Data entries
----
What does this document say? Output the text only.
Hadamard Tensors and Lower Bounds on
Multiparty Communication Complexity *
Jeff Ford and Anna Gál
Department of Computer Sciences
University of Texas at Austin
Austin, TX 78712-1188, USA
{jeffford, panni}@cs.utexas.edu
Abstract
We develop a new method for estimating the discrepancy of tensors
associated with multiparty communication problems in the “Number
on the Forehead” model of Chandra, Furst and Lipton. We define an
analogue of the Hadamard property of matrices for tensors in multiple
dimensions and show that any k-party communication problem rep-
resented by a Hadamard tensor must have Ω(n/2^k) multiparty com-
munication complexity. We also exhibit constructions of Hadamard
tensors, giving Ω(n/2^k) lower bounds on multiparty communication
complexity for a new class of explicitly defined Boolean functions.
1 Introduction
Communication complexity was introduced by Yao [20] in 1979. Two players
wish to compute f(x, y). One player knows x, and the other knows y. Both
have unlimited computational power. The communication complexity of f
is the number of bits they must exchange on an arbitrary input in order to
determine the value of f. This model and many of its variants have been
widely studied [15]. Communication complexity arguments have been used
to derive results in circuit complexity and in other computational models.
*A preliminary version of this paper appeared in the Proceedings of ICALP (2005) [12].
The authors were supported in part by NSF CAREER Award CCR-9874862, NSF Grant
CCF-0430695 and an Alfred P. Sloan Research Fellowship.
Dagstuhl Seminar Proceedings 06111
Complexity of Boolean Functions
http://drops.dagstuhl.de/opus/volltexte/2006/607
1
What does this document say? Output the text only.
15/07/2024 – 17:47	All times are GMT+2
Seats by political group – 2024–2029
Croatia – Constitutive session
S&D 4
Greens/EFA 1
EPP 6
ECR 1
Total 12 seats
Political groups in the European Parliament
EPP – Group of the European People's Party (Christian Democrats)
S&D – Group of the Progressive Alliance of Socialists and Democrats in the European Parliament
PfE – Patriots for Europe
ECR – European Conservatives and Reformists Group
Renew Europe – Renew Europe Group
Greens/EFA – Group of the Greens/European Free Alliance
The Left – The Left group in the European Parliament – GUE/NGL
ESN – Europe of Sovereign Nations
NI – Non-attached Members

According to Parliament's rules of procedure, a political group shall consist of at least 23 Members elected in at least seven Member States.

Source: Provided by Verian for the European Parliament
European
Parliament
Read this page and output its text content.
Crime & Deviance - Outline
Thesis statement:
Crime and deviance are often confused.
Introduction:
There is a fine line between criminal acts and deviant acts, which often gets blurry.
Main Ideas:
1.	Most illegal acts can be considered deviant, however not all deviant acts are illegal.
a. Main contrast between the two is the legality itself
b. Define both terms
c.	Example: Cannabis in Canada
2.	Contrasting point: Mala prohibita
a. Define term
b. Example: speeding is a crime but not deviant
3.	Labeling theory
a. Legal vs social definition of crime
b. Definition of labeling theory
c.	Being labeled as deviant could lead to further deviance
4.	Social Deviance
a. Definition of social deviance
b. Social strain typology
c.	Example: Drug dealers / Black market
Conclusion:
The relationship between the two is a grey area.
----
What you will do: Every entry should be printed again exactly as written.

Completed exercise:
What does this document say? Output the text only.
Hadamard Tensors and Lower Bounds on
Multiparty Communication Complexity *
Jeff Ford and Anna Gál
Department of Computer Sciences
University of Texas at Austin
Austin, TX 78712-1188, USA
{jeffford, panni}@cs.utexas.edu
Abstract
We develop a new method for estimating the discrepancy of tensors
associated with multiparty communication problems in the “Number
on the Forehead” model of Chandra, Furst and Lipton. We define an
analogue of the Hadamard property of matrices for tensors in multiple
dimensions and show that any k-party communication problem rep-
resented by a Hadamard tensor must have Ω(n/2^k) multiparty com-
munication complexity. We also exhibit constructions of Hadamard
tensors, giving Ω(n/2^k) lower bounds on multiparty communication
complexity for a new class of explicitly defined Boolean functions.
1 Introduction
Communication complexity was introduced by Yao [20] in 1979. Two players
wish to compute f(x, y). One player knows x, and the other knows y. Both
have unlimited computational power. The communication complexity of f
is the number of bits they must exchange on an arbitrary input in order to
determine the value of f. This model and many of its variants have been
widely studied [15]. Communication complexity arguments have been used
to derive results in circuit complexity and in other computational models.
*A preliminary version of this paper appeared in the Proceedings of ICALP (2005) [12].
The authors were supported in part by NSF CAREER Award CCR-9874862, NSF Grant
CCF-0430695 and an Alfred P. Sloan Research Fellowship.
Dagstuhl Seminar Proceedings 06111
Complexity of Boolean Functions
http://drops.dagstuhl.de/opus/volltexte/2006/607
1
What does this document say? Output the text only.
15/07/2024 – 17:47	All times are GMT+2
Seats by political group – 2024–2029
Croatia – Constitutive session
S&D 4
Greens/EFA 1
EPP 6
ECR 1
Total 12 seats
Political groups in the European Parliament
EPP – Group of the European People's Party (Christian Democrats)
S&D – Group of the Progressive Alliance of Socialists and Democrats in the European Parliament
PfE – Patriots for Europe
ECR – European Conservatives and Reformists Group
Renew Europe – Renew Europe Group
Greens/EFA – Group of the Greens/European Free Alliance
The Left – The Left group in the European Parliament – GUE/NGL
ESN – Europe of Sovereign Nations
NI – Non-attached Members

According to Parliament's rules of procedure, a political group shall consist of at least 23 Members elected in at least seven Member States.

Source: Provided by Verian for the European Parliament
European
Parliament
Read this page and output its text content.
Crime & Deviance - Outline
Thesis statement:
Crime and deviance are often confused.
Introduction:
There is a fine line between criminal acts and deviant acts, which often gets blurry.
Main Ideas:
1.	Most illegal acts can be considered deviant, however not all deviant acts are illegal.
a. Main contrast between the two is the legality itself
b. Define both terms
c.	Example: Cannabis in Canada
2.	Contrasting point: Mala prohibita
a. Define term
b. Example: speeding is a crime but not deviant
3.	Labeling theory
a. Legal vs social definition of crime
b. Definition of labeling theory
c.	Being labeled as deviant could lead to further deviance
4.	Social Deviance
a. Definition of social deviance
b. Social strain typology
c.	Example: Drug dealers / Black market
Conclusion:
The relationship between the two is a grey area.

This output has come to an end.